Problem requirements
Quote the whole listing verbatim.

BEGIN Data for processing

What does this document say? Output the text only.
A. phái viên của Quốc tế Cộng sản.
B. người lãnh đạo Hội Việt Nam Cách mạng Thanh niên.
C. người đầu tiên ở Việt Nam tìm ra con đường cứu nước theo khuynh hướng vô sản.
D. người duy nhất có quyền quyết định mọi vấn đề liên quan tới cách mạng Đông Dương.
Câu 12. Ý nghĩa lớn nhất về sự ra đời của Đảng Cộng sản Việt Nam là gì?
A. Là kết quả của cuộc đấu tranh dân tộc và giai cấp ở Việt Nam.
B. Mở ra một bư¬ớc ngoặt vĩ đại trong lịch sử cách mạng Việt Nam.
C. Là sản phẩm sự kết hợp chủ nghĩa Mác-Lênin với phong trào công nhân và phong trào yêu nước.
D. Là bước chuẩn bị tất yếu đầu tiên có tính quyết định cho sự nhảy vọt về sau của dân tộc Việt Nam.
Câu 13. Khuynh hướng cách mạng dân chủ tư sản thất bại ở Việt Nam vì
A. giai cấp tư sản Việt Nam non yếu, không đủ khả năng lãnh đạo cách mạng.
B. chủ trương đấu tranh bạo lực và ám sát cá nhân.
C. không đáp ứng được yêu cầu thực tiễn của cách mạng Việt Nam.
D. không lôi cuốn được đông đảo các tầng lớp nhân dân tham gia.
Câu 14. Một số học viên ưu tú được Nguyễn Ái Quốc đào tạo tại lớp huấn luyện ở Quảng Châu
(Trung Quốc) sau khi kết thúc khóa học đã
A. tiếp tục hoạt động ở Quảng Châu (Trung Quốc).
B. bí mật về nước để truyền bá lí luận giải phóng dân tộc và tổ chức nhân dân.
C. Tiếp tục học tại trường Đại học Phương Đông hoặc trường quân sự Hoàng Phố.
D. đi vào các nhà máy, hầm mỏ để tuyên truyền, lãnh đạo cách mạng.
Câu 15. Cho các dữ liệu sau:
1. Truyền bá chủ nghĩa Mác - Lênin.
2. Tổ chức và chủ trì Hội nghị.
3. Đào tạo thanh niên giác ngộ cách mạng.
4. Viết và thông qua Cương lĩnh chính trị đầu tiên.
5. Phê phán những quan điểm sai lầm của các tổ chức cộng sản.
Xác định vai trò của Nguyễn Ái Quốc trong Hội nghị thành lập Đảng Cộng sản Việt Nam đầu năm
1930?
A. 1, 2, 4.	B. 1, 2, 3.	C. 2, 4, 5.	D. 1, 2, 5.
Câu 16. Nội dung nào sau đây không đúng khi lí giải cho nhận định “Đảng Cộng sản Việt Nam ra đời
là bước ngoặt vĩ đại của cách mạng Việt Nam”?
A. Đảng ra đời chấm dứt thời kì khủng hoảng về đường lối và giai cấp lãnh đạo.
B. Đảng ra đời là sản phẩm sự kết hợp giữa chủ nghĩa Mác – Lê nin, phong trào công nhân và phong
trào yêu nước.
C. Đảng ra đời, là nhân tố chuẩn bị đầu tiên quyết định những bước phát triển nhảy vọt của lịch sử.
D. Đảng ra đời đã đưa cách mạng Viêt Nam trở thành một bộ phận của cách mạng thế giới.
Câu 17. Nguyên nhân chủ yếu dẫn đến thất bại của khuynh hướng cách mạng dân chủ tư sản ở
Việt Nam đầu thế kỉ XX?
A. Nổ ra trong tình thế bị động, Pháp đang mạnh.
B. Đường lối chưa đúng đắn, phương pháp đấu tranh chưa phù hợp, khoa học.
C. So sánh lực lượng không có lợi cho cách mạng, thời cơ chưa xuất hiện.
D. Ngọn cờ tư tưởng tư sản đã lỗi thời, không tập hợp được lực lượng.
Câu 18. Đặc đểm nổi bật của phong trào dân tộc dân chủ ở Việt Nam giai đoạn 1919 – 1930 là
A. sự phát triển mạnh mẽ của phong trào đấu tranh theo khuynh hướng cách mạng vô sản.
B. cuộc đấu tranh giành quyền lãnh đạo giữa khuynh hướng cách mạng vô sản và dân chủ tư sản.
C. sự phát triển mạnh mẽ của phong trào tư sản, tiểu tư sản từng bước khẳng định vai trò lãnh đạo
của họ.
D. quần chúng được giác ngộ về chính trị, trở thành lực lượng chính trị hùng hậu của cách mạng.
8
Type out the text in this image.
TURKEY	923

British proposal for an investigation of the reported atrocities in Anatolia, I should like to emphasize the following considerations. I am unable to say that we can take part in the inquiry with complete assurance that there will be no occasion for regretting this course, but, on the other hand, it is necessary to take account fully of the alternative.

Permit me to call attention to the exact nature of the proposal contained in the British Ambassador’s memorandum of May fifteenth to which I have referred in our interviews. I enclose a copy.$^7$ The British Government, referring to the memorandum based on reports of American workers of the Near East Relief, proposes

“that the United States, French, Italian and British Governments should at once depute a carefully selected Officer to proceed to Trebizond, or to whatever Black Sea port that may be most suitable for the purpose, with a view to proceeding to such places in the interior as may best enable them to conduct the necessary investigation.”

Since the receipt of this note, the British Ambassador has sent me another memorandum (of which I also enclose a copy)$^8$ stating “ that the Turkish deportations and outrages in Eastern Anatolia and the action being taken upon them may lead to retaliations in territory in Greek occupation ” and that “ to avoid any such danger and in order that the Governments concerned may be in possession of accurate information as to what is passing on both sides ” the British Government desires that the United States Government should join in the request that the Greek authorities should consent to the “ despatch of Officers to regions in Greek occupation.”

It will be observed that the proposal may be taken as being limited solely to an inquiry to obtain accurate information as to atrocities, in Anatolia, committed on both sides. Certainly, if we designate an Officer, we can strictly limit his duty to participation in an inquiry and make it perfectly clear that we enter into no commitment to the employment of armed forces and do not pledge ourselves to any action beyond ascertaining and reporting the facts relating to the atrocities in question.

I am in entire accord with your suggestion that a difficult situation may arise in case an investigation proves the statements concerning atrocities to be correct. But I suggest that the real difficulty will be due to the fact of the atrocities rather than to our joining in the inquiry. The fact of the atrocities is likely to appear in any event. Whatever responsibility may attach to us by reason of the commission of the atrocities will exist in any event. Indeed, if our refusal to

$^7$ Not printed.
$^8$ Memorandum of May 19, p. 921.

END Data for processing

The solution
What does this document say? Output the text only.
A. phái viên của Quốc tế Cộng sản.
B. người lãnh đạo Hội Việt Nam Cách mạng Thanh niên.
C. người đầu tiên ở Việt Nam tìm ra con đường cứu nước theo khuynh hướng vô sản.
D. người duy nhất có quyền quyết định mọi vấn đề liên quan tới cách mạng Đông Dương.
Câu 12. Ý nghĩa lớn nhất về sự ra đời của Đảng Cộng sản Việt Nam là gì?
A. Là kết quả của cuộc đấu tranh dân tộc và giai cấp ở Việt Nam.
B. Mở ra một bư¬ớc ngoặt vĩ đại trong lịch sử cách mạng Việt Nam.
C. Là sản phẩm sự kết hợp chủ nghĩa Mác-Lênin với phong trào công nhân và phong trào yêu nước.
D. Là bước chuẩn bị tất yếu đầu tiên có tính quyết định cho sự nhảy vọt về sau của dân tộc Việt Nam.
Câu 13. Khuynh hướng cách mạng dân chủ tư sản thất bại ở Việt Nam vì
A. giai cấp tư sản Việt Nam non yếu, không đủ khả năng lãnh đạo cách mạng.
B. chủ trương đấu tranh bạo lực và ám sát cá nhân.
C. không đáp ứng được yêu cầu thực tiễn của cách mạng Việt Nam.
D. không lôi cuốn được đông đảo các tầng lớp nhân dân tham gia.
Câu 14. Một số học viên ưu tú được Nguyễn Ái Quốc đào tạo tại lớp huấn luyện ở Quảng Châu
(Trung Quốc) sau khi kết thúc khóa học đã
A. tiếp tục hoạt động ở Quảng Châu (Trung Quốc).
B. bí mật về nước để truyền bá lí luận giải phóng dân tộc và tổ chức nhân dân.
C. Tiếp tục học tại trường Đại học Phương Đông hoặc trường quân sự Hoàng Phố.
D. đi vào các nhà máy, hầm mỏ để tuyên truyền, lãnh đạo cách mạng.
Câu 15. Cho các dữ liệu sau:
1. Truyền bá chủ nghĩa Mác - Lênin.
2. Tổ chức và chủ trì Hội nghị.
3. Đào tạo thanh niên giác ngộ cách mạng.
4. Viết và thông qua Cương lĩnh chính trị đầu tiên.
5. Phê phán những quan điểm sai lầm của các tổ chức cộng sản.
Xác định vai trò của Nguyễn Ái Quốc trong Hội nghị thành lập Đảng Cộng sản Việt Nam đầu năm
1930?
A. 1, 2, 4.	B. 1, 2, 3.	C. 2, 4, 5.	D. 1, 2, 5.
Câu 16. Nội dung nào sau đây không đúng khi lí giải cho nhận định “Đảng Cộng sản Việt Nam ra đời
là bước ngoặt vĩ đại của cách mạng Việt Nam”?
A. Đảng ra đời chấm dứt thời kì khủng hoảng về đường lối và giai cấp lãnh đạo.
B. Đảng ra đời là sản phẩm sự kết hợp giữa chủ nghĩa Mác – Lê nin, phong trào công nhân và phong
trào yêu nước.
C. Đảng ra đời, là nhân tố chuẩn bị đầu tiên quyết định những bước phát triển nhảy vọt của lịch sử.
D. Đảng ra đời đã đưa cách mạng Viêt Nam trở thành một bộ phận của cách mạng thế giới.
Câu 17. Nguyên nhân chủ yếu dẫn đến thất bại của khuynh hướng cách mạng dân chủ tư sản ở
Việt Nam đầu thế kỉ XX?
A. Nổ ra trong tình thế bị động, Pháp đang mạnh.
B. Đường lối chưa đúng đắn, phương pháp đấu tranh chưa phù hợp, khoa học.
C. So sánh lực lượng không có lợi cho cách mạng, thời cơ chưa xuất hiện.
D. Ngọn cờ tư tưởng tư sản đã lỗi thời, không tập hợp được lực lượng.
Câu 18. Đặc đểm nổi bật của phong trào dân tộc dân chủ ở Việt Nam giai đoạn 1919 – 1930 là
A. sự phát triển mạnh mẽ của phong trào đấu tranh theo khuynh hướng cách mạng vô sản.
B. cuộc đấu tranh giành quyền lãnh đạo giữa khuynh hướng cách mạng vô sản và dân chủ tư sản.
C. sự phát triển mạnh mẽ của phong trào tư sản, tiểu tư sản từng bước khẳng định vai trò lãnh đạo
của họ.
D. quần chúng được giác ngộ về chính trị, trở thành lực lượng chính trị hùng hậu của cách mạng.
8
Type out the text in this image.
TURKEY	923

British proposal for an investigation of the reported atrocities in Anatolia, I should like to emphasize the following considerations. I am unable to say that we can take part in the inquiry with complete assurance that there will be no occasion for regretting this course, but, on the other hand, it is necessary to take account fully of the alternative.

Permit me to call attention to the exact nature of the proposal contained in the British Ambassador’s memorandum of May fifteenth to which I have referred in our interviews. I enclose a copy.$^7$ The British Government, referring to the memorandum based on reports of American workers of the Near East Relief, proposes

“that the United States, French, Italian and British Governments should at once depute a carefully selected Officer to proceed to Trebizond, or to whatever Black Sea port that may be most suitable for the purpose, with a view to proceeding to such places in the interior as may best enable them to conduct the necessary investigation.”

Since the receipt of this note, the British Ambassador has sent me another memorandum (of which I also enclose a copy)$^8$ stating “ that the Turkish deportations and outrages in Eastern Anatolia and the action being taken upon them may lead to retaliations in territory in Greek occupation ” and that “ to avoid any such danger and in order that the Governments concerned may be in possession of accurate information as to what is passing on both sides ” the British Government desires that the United States Government should join in the request that the Greek authorities should consent to the “ despatch of Officers to regions in Greek occupation.”

It will be observed that the proposal may be taken as being limited solely to an inquiry to obtain accurate information as to atrocities, in Anatolia, committed on both sides. Certainly, if we designate an Officer, we can strictly limit his duty to participation in an inquiry and make it perfectly clear that we enter into no commitment to the employment of armed forces and do not pledge ourselves to any action beyond ascertaining and reporting the facts relating to the atrocities in question.

I am in entire accord with your suggestion that a difficult situation may arise in case an investigation proves the statements concerning atrocities to be correct. But I suggest that the real difficulty will be due to the fact of the atrocities rather than to our joining in the inquiry. The fact of the atrocities is likely to appear in any event. Whatever responsibility may attach to us by reason of the commission of the atrocities will exist in any event. Indeed, if our refusal to

$^7$ Not printed.
$^8$ Memorandum of May 19, p. 921.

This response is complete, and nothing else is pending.